## What the task requires
Find the word "Karp" in the records below. List each line containing it.

## Record excerpts
□ □ □ □ □ □ □

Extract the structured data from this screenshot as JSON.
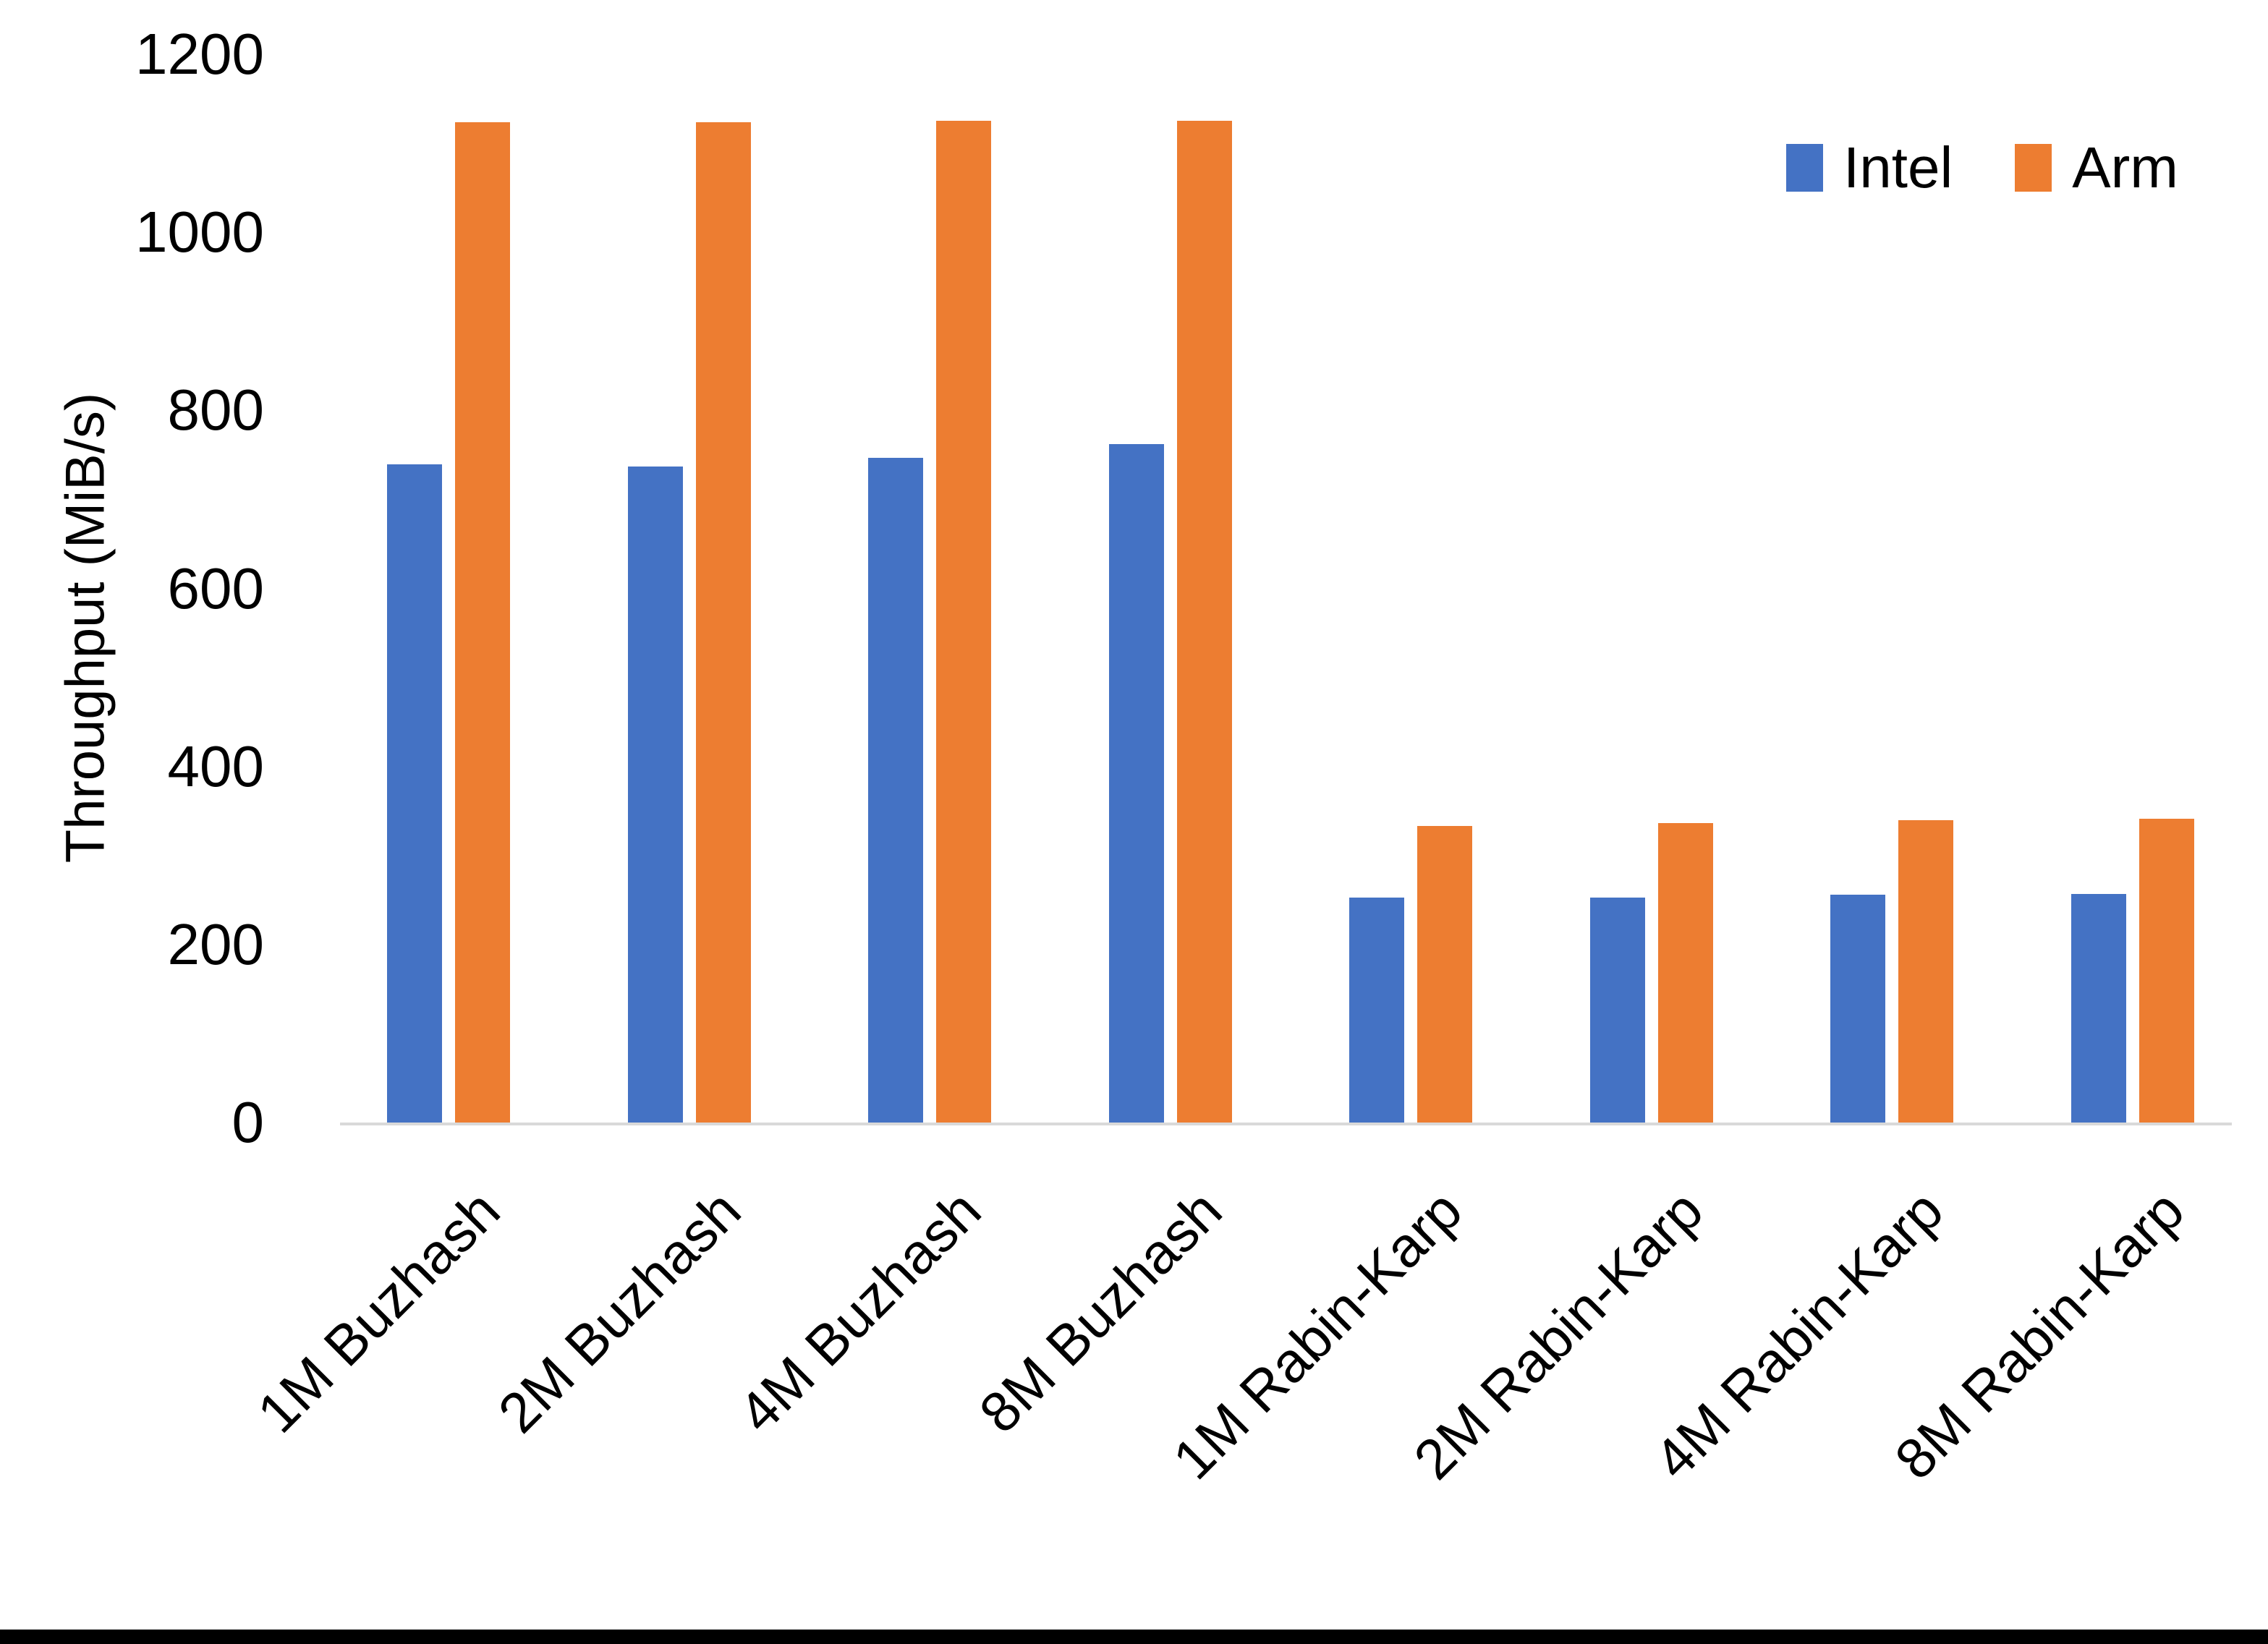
{
  "chart_data": {
    "type": "bar",
    "title": "",
    "ylabel": "Throughput (MiB/s)",
    "xlabel": "",
    "ylim": [
      0,
      1200
    ],
    "ytick_step": 200,
    "yticks": [
      "0",
      "200",
      "400",
      "600",
      "800",
      "1000",
      "1200"
    ],
    "grid": false,
    "legend_position": "top-right",
    "categories": [
      "1M Buzhash",
      "2M Buzhash",
      "4M Buzhash",
      "8M Buzhash",
      "1M Rabin-Karp",
      "2M Rabin-Karp",
      "4M Rabin-Karp",
      "8M Rabin-Karp"
    ],
    "series": [
      {
        "name": "Intel",
        "color": "#4472C4",
        "values": [
          739,
          737,
          747,
          762,
          253,
          253,
          256,
          257
        ]
      },
      {
        "name": "Arm",
        "color": "#ED7D31",
        "values": [
          1124,
          1124,
          1125,
          1125,
          333,
          336,
          340,
          341
        ]
      }
    ],
    "axis_line_color": "#D9D9D9",
    "text_color": "#000000"
  }
}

□ □ □ □ □ □ □

## Solution for this task
      "1M Rabin-Karp",
      "2M Rabin-Karp",
      "4M Rabin-Karp",
      "8M Rabin-Karp"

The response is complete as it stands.